> _Written instruction_: A verbatim copy of the records is required, with all pictures left out.
-- begin Source material --
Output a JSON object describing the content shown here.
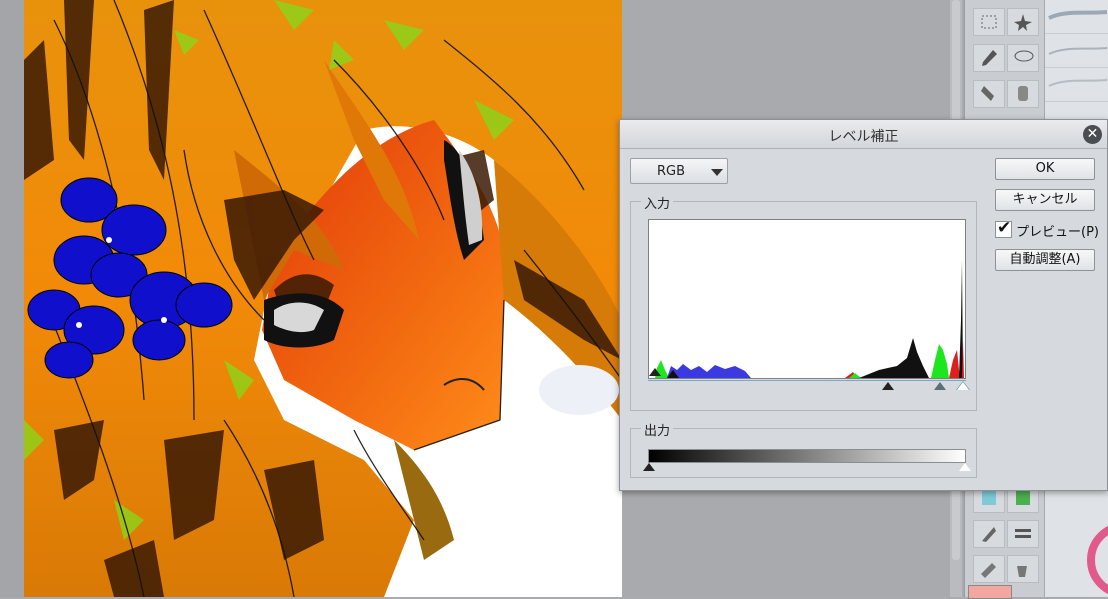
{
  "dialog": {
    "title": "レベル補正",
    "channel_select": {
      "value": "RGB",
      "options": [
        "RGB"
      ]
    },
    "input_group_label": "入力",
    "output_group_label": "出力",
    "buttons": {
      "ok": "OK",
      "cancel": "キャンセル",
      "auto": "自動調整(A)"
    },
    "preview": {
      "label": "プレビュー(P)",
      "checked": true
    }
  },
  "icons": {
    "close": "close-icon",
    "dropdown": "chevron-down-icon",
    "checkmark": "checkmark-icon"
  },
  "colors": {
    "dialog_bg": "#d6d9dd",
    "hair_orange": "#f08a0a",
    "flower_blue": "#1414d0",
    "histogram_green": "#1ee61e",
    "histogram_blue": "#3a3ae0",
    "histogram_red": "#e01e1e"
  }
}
-- end Source material --
> _Exercise output_:
Output a JSON object describing the content shown here.
{
  "dialog": {
    "title": "レベル補正",
    "channel_select": {
      "value": "RGB",
      "options": [
        "RGB"
      ]
    },
    "input_group_label": "入力",
    "output_group_label": "出力",
    "buttons": {
      "ok": "OK",
      "cancel": "キャンセル",
      "auto": "自動調整(A)"
    },
    "preview": {
      "label": "プレビュー(P)",
      "checked": true
    }
  },
  "icons": {
    "close": "close-icon",
    "dropdown": "chevron-down-icon",
    "checkmark": "checkmark-icon"
  },
  "colors": {
    "dialog_bg": "#d6d9dd",
    "hair_orange": "#f08a0a",
    "flower_blue": "#1414d0",
    "histogram_green": "#1ee61e",
    "histogram_blue": "#3a3ae0",
    "histogram_red": "#e01e1e"
  }
}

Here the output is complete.